GIVEN INSTRUCTION: Leave out the images; return the rest of the data exactly.

PROVIDED RECORDS:
★ ★ ★ ★

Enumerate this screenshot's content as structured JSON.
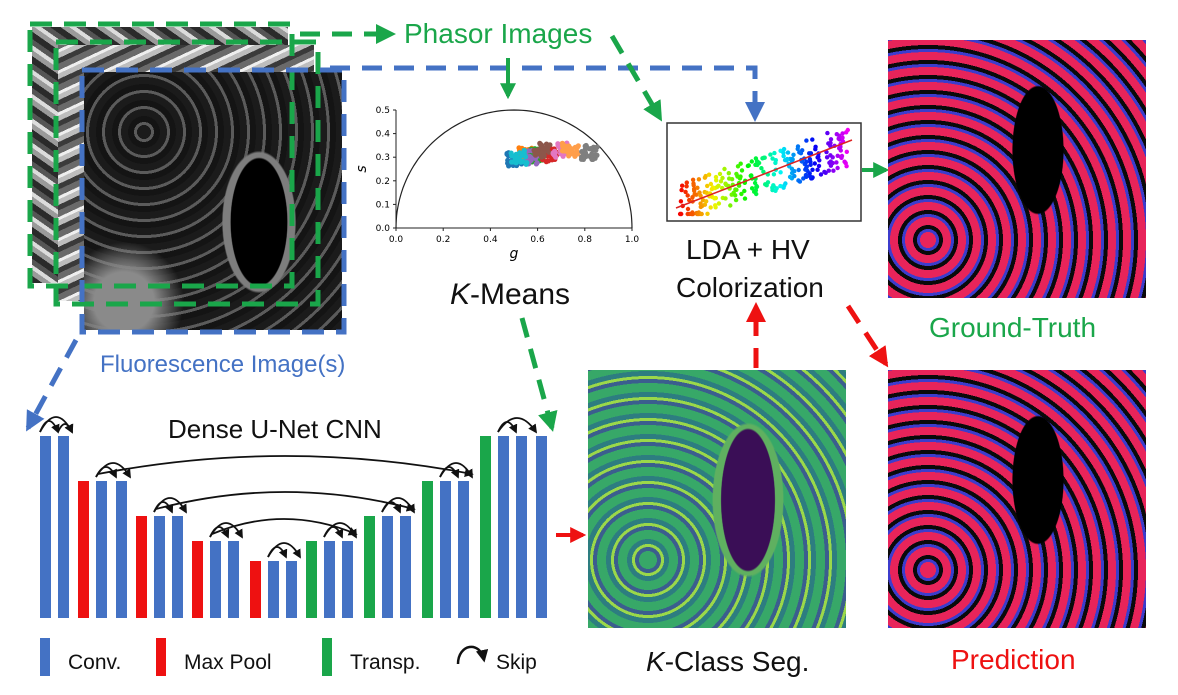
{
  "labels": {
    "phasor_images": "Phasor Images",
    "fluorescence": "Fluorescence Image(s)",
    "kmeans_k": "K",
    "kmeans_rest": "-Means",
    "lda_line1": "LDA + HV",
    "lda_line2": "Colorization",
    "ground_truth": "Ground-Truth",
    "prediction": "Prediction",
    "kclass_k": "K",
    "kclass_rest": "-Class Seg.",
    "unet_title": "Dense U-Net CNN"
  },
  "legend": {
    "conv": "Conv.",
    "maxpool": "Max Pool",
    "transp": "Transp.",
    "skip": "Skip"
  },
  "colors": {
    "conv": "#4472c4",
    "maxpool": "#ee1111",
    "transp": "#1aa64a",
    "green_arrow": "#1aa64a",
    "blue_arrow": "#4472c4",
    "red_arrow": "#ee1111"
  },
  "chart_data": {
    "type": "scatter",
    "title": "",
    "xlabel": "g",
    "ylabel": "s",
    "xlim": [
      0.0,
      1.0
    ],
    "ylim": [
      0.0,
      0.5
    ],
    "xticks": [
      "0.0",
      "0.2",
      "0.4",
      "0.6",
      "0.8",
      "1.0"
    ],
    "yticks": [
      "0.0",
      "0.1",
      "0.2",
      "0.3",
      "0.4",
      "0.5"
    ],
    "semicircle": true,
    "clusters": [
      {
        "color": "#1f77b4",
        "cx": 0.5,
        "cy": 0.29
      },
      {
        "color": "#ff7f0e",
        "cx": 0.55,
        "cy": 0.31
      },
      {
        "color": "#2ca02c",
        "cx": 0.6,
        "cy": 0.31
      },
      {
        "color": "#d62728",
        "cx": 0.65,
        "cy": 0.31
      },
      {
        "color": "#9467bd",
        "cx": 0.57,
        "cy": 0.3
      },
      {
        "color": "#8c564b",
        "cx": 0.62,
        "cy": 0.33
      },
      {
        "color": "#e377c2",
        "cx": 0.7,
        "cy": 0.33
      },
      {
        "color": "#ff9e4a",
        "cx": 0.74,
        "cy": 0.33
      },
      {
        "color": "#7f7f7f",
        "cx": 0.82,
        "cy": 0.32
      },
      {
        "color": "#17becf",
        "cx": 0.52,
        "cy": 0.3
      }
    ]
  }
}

★ ★ ★ ★

TASK OUTPUT:
Enumerate this screenshot's content as structured JSON.
{
  "labels": {
    "phasor_images": "Phasor Images",
    "fluorescence": "Fluorescence Image(s)",
    "kmeans_k": "K",
    "kmeans_rest": "-Means",
    "lda_line1": "LDA + HV",
    "lda_line2": "Colorization",
    "ground_truth": "Ground-Truth",
    "prediction": "Prediction",
    "kclass_k": "K",
    "kclass_rest": "-Class Seg.",
    "unet_title": "Dense U-Net CNN"
  },
  "legend": {
    "conv": "Conv.",
    "maxpool": "Max Pool",
    "transp": "Transp.",
    "skip": "Skip"
  },
  "colors": {
    "conv": "#4472c4",
    "maxpool": "#ee1111",
    "transp": "#1aa64a",
    "green_arrow": "#1aa64a",
    "blue_arrow": "#4472c4",
    "red_arrow": "#ee1111"
  },
  "chart_data": {
    "type": "scatter",
    "title": "",
    "xlabel": "g",
    "ylabel": "s",
    "xlim": [
      0.0,
      1.0
    ],
    "ylim": [
      0.0,
      0.5
    ],
    "xticks": [
      "0.0",
      "0.2",
      "0.4",
      "0.6",
      "0.8",
      "1.0"
    ],
    "yticks": [
      "0.0",
      "0.1",
      "0.2",
      "0.3",
      "0.4",
      "0.5"
    ],
    "semicircle": true,
    "clusters": [
      {
        "color": "#1f77b4",
        "cx": 0.5,
        "cy": 0.29
      },
      {
        "color": "#ff7f0e",
        "cx": 0.55,
        "cy": 0.31
      },
      {
        "color": "#2ca02c",
        "cx": 0.6,
        "cy": 0.31
      },
      {
        "color": "#d62728",
        "cx": 0.65,
        "cy": 0.31
      },
      {
        "color": "#9467bd",
        "cx": 0.57,
        "cy": 0.3
      },
      {
        "color": "#8c564b",
        "cx": 0.62,
        "cy": 0.33
      },
      {
        "color": "#e377c2",
        "cx": 0.7,
        "cy": 0.33
      },
      {
        "color": "#ff9e4a",
        "cx": 0.74,
        "cy": 0.33
      },
      {
        "color": "#7f7f7f",
        "cx": 0.82,
        "cy": 0.32
      },
      {
        "color": "#17becf",
        "cx": 0.52,
        "cy": 0.3
      }
    ]
  }
}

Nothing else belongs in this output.